▸ **DIRECTION**
Find the lines with the string "областной" and return them.
* START EXERCISE DATA *
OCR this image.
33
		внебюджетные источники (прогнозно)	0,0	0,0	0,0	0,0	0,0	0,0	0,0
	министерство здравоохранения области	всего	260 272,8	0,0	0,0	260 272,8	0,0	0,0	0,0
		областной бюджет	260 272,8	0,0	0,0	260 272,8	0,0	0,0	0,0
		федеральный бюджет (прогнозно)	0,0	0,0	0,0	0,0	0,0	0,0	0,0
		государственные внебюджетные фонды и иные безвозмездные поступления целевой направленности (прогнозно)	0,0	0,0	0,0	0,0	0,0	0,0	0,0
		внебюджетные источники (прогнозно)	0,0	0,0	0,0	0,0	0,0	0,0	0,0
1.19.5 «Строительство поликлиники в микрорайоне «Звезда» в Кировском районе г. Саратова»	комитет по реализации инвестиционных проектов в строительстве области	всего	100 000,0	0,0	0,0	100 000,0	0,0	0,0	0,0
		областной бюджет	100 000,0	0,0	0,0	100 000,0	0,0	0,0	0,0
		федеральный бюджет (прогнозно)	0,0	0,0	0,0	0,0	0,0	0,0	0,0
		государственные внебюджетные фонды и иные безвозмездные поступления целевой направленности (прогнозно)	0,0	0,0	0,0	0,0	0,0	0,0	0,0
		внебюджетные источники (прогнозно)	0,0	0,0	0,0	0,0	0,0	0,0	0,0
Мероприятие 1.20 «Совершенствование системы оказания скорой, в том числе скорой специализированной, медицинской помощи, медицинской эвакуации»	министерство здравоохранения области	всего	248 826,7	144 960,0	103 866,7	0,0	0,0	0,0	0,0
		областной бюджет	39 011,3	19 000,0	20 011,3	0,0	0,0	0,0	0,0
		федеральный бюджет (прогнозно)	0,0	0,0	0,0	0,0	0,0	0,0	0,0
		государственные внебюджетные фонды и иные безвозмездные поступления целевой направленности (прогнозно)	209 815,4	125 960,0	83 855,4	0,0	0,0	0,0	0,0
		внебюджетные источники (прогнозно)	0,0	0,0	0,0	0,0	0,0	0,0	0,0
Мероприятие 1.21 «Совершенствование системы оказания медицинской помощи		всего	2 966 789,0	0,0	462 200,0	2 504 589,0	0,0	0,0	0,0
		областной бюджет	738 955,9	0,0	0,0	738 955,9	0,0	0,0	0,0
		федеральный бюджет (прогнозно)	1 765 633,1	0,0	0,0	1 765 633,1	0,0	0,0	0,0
* END EXERCISE DATA *
▸ **COMPLETED TASK**
		областной бюджет	260 272,8	0,0	0,0	260 272,8	0,0	0,0	0,0
		областной бюджет	100 000,0	0,0	0,0	100 000,0	0,0	0,0	0,0
		областной бюджет	39 011,3	19 000,0	20 011,3	0,0	0,0	0,0	0,0
		областной бюджет	738 955,9	0,0	0,0	738 955,9	0,0	0,0	0,0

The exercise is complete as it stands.